[Extracts from a graphics dataset]

========================================================================

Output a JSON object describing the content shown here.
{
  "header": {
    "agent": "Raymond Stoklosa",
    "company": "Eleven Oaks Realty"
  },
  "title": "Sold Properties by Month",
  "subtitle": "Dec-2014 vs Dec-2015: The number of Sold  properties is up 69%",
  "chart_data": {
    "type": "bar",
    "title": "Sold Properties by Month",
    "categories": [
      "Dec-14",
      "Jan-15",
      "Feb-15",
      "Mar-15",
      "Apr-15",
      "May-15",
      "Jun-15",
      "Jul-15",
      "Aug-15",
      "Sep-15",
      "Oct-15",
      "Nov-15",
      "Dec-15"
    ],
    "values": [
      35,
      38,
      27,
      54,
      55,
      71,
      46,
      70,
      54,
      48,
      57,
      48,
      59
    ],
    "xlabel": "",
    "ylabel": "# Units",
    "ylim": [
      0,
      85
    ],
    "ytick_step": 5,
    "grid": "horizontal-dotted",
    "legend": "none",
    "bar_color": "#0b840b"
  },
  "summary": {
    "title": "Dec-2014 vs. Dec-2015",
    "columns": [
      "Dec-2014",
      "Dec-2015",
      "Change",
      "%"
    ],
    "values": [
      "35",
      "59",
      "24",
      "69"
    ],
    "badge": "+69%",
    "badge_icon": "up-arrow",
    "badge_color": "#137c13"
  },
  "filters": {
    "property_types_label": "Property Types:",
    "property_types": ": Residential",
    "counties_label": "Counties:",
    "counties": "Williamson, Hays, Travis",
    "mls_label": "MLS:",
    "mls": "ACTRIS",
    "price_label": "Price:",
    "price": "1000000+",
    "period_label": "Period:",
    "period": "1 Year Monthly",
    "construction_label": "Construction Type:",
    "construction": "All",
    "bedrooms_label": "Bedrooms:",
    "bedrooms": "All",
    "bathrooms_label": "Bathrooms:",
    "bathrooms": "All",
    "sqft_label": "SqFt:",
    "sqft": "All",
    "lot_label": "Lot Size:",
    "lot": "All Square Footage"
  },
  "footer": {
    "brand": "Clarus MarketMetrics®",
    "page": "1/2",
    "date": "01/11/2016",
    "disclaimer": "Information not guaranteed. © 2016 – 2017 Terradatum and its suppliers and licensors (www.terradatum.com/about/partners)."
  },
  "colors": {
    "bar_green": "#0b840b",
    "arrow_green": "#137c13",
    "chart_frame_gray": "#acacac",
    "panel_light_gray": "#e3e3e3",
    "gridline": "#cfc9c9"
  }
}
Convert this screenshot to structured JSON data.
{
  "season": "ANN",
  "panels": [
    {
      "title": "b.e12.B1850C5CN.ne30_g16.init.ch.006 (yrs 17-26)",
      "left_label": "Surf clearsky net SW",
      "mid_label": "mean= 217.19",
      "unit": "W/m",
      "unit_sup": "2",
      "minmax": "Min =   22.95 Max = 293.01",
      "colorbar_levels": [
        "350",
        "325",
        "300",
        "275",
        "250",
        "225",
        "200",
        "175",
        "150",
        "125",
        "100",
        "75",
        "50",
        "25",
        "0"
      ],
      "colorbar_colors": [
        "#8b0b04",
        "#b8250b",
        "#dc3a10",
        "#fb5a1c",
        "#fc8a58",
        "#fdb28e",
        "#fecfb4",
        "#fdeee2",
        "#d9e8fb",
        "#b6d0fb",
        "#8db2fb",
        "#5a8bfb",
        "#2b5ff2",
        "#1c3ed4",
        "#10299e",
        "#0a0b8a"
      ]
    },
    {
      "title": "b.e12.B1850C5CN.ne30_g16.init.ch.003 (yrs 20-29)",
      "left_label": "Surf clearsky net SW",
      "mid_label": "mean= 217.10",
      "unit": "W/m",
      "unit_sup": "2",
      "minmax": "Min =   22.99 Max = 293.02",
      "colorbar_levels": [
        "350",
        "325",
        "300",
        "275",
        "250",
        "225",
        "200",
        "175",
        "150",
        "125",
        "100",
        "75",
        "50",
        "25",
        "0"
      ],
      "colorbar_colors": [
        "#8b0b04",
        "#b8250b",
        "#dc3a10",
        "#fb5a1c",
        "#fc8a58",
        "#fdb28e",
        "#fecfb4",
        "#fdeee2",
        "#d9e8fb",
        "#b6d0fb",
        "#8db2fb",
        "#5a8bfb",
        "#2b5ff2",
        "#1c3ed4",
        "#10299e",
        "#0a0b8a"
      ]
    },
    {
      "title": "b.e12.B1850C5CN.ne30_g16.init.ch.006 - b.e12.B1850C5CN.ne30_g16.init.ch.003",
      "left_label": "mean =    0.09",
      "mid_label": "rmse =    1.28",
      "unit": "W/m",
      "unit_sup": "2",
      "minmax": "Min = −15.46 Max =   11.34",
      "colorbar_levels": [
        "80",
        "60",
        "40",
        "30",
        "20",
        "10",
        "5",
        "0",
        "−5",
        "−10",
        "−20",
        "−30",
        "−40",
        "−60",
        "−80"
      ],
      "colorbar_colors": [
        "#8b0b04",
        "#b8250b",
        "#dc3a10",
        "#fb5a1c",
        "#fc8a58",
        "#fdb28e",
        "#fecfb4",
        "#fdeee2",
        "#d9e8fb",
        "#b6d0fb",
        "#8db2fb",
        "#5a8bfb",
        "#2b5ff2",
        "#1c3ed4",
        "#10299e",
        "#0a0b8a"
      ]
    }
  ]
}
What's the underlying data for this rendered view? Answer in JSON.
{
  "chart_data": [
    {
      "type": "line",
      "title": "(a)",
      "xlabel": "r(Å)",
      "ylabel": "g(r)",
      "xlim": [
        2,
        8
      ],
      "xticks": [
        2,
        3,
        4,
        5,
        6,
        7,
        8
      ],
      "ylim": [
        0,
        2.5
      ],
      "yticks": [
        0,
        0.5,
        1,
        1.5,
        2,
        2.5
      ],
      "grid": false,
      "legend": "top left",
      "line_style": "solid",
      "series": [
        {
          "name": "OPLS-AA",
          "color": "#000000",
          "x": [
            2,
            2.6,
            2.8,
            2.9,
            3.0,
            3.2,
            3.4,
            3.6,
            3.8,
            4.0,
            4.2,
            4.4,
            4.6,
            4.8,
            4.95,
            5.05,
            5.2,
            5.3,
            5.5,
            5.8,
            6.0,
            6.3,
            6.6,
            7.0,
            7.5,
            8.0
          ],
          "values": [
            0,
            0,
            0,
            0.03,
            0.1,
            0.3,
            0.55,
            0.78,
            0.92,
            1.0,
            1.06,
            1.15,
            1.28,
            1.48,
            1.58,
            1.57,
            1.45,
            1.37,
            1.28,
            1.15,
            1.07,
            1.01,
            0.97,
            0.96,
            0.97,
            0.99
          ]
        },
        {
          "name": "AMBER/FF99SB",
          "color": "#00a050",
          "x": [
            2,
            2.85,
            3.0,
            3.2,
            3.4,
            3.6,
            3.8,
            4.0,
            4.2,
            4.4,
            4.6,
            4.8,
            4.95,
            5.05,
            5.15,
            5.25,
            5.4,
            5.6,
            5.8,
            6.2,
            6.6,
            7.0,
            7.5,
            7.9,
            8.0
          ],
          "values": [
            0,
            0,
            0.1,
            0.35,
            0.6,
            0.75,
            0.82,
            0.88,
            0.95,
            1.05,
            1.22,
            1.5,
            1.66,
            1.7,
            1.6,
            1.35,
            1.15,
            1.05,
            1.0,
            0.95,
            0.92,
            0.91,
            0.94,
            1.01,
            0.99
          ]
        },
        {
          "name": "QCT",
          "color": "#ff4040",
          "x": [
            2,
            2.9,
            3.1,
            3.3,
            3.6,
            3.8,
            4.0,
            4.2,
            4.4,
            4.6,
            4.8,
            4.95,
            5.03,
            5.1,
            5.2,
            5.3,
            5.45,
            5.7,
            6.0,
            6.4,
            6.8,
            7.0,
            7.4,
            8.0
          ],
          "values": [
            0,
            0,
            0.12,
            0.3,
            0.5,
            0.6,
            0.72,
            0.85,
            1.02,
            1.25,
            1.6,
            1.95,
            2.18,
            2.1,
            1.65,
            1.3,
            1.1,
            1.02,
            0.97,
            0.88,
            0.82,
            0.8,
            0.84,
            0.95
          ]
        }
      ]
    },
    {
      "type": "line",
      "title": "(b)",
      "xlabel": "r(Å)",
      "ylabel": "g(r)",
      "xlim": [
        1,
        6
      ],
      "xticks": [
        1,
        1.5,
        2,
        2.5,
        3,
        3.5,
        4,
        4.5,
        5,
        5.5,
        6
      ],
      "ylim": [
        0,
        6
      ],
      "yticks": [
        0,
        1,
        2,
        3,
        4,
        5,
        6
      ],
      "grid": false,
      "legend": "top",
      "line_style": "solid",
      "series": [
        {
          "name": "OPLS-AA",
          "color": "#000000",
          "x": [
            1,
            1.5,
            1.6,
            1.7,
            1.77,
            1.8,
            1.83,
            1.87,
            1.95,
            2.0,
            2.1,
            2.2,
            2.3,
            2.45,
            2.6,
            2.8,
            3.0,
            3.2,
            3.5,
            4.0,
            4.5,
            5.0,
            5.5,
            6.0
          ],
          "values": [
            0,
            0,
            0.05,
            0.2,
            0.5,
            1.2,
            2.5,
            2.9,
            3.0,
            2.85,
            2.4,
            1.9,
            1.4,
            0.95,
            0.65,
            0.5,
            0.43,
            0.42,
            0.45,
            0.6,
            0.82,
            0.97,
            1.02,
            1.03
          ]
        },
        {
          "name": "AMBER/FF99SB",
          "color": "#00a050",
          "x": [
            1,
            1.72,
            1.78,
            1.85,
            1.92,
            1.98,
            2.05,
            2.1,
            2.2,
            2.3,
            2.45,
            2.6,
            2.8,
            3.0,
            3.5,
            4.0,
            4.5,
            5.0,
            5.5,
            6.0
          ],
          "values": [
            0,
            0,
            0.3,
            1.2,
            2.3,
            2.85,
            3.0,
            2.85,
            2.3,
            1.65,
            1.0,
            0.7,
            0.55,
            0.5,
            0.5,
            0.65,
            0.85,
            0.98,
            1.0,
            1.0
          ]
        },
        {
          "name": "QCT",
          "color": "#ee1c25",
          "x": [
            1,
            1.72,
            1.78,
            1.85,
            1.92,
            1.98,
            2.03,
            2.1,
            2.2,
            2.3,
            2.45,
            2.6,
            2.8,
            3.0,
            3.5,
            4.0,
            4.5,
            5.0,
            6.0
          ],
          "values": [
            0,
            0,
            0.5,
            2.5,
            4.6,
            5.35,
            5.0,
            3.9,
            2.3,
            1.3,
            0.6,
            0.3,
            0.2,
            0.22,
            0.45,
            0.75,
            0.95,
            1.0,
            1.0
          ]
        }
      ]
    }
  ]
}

========================================================================

● **Prompt**: Note how many lines in the material hold the word "Sold", and give that number with nothing added.

● **Complete response**: 3